Exercise requirements: Each line that holds the word "Empfehlungen" counts once; give the total number of such lines and nothing else.

Records for the exercise:

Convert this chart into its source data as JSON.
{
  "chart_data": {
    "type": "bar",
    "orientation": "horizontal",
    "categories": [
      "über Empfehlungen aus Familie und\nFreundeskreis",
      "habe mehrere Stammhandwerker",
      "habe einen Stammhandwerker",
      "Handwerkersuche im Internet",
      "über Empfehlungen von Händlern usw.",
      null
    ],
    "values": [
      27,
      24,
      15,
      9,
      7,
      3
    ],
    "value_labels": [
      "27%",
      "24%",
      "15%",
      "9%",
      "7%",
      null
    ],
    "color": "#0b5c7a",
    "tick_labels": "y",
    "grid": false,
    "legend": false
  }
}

The output: 2